**Short task**
Print the listing below exactly.

**Entries**
Start

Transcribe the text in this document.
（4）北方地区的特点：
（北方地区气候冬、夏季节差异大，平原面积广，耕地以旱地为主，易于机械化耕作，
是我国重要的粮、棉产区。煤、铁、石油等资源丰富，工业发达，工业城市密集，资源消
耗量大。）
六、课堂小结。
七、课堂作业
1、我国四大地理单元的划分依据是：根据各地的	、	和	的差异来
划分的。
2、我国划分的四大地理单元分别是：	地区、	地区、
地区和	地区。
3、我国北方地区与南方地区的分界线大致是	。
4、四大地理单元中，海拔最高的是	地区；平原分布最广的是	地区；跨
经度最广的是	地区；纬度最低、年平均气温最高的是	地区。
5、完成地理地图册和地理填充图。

End

**Expected answer**
Transcribe the text in this document.
（4）北方地区的特点：
（北方地区气候冬、夏季节差异大，平原面积广，耕地以旱地为主，易于机械化耕作，
是我国重要的粮、棉产区。煤、铁、石油等资源丰富，工业发达，工业城市密集，资源消
耗量大。）
六、课堂小结。
七、课堂作业
1、我国四大地理单元的划分依据是：根据各地的	、	和	的差异来
划分的。
2、我国划分的四大地理单元分别是：	地区、	地区、
地区和	地区。
3、我国北方地区与南方地区的分界线大致是	。
4、四大地理单元中，海拔最高的是	地区；平原分布最广的是	地区；跨
经度最广的是	地区；纬度最低、年平均气温最高的是	地区。
5、完成地理地图册和地理填充图。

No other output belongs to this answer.